Data to examine =
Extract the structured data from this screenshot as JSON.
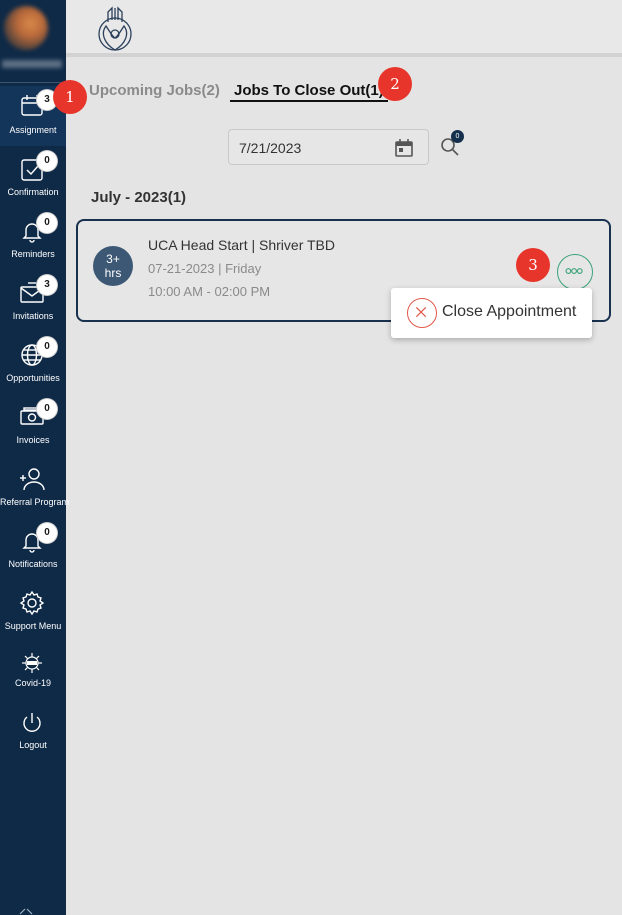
{
  "sidebar": {
    "items": [
      {
        "label": "Assignment",
        "badge": "3",
        "icon": "calendar-icon",
        "active": true
      },
      {
        "label": "Confirmation",
        "badge": "0",
        "icon": "check-square-icon"
      },
      {
        "label": "Reminders",
        "badge": "0",
        "icon": "bell-icon"
      },
      {
        "label": "Invitations",
        "badge": "3",
        "icon": "envelope-icon"
      },
      {
        "label": "Opportunities",
        "badge": "0",
        "icon": "globe-icon"
      },
      {
        "label": "Invoices",
        "badge": "0",
        "icon": "money-icon"
      },
      {
        "label": "Referral Program",
        "icon": "add-user-icon"
      },
      {
        "label": "Notifications",
        "badge": "0",
        "icon": "bell-icon"
      },
      {
        "label": "Support Menu",
        "icon": "gear-icon"
      },
      {
        "label": "Covid-19",
        "icon": "virus-icon"
      },
      {
        "label": "Logout",
        "icon": "power-icon"
      }
    ]
  },
  "tabs": {
    "upcoming": "Upcoming Jobs(2)",
    "closeout": "Jobs To Close Out(1)"
  },
  "date_filter": {
    "value": "7/21/2023",
    "search_badge": "0"
  },
  "month_heading": "July - 2023(1)",
  "job": {
    "duration_line1": "3+",
    "duration_line2": "hrs",
    "title": "UCA Head Start | Shriver TBD",
    "date": "07-21-2023 | Friday",
    "time": "10:00 AM - 02:00 PM"
  },
  "popup": {
    "label": "Close Appointment"
  },
  "markers": [
    "1",
    "2",
    "3"
  ],
  "colors": {
    "sidebar_bg": "#0f2a47",
    "accent_green": "#3aa37a",
    "close_red": "#e0584a",
    "marker_red": "#e8352b"
  }
}
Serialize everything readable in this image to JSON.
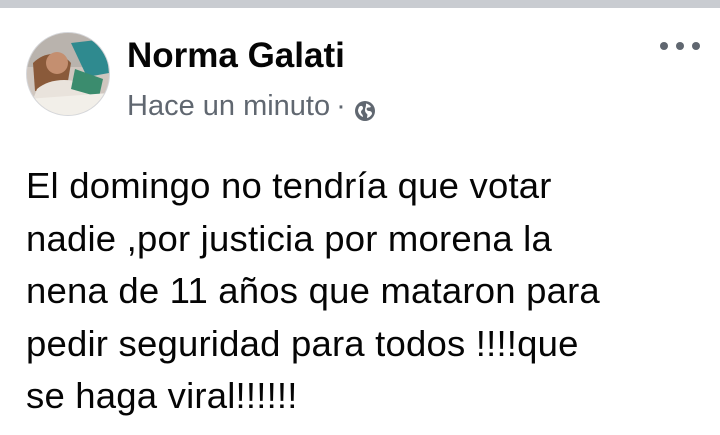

What you are asked to do = The whole listing is to be duplicated verbatim, apart from its images.

Solution for this exercise =
Extract the structured data from this screenshot as JSON.
{
  "sidebar": {
    "items": [
      {
        "label": "Assignment",
        "badge": "3",
        "icon": "calendar-icon",
        "active": true
      },
      {
        "label": "Confirmation",
        "badge": "0",
        "icon": "check-square-icon"
      },
      {
        "label": "Reminders",
        "badge": "0",
        "icon": "bell-icon"
      },
      {
        "label": "Invitations",
        "badge": "3",
        "icon": "envelope-icon"
      },
      {
        "label": "Opportunities",
        "badge": "0",
        "icon": "globe-icon"
      },
      {
        "label": "Invoices",
        "badge": "0",
        "icon": "money-icon"
      },
      {
        "label": "Referral Program",
        "icon": "add-user-icon"
      },
      {
        "label": "Notifications",
        "badge": "0",
        "icon": "bell-icon"
      },
      {
        "label": "Support Menu",
        "icon": "gear-icon"
      },
      {
        "label": "Covid-19",
        "icon": "virus-icon"
      },
      {
        "label": "Logout",
        "icon": "power-icon"
      }
    ]
  },
  "tabs": {
    "upcoming": "Upcoming Jobs(2)",
    "closeout": "Jobs To Close Out(1)"
  },
  "date_filter": {
    "value": "7/21/2023",
    "search_badge": "0"
  },
  "month_heading": "July - 2023(1)",
  "job": {
    "duration_line1": "3+",
    "duration_line2": "hrs",
    "title": "UCA Head Start | Shriver TBD",
    "date": "07-21-2023 | Friday",
    "time": "10:00 AM - 02:00 PM"
  },
  "popup": {
    "label": "Close Appointment"
  },
  "markers": [
    "1",
    "2",
    "3"
  ],
  "colors": {
    "sidebar_bg": "#0f2a47",
    "accent_green": "#3aa37a",
    "close_red": "#e0584a",
    "marker_red": "#e8352b"
  }
}
Serialize everything readable in this image to JSON.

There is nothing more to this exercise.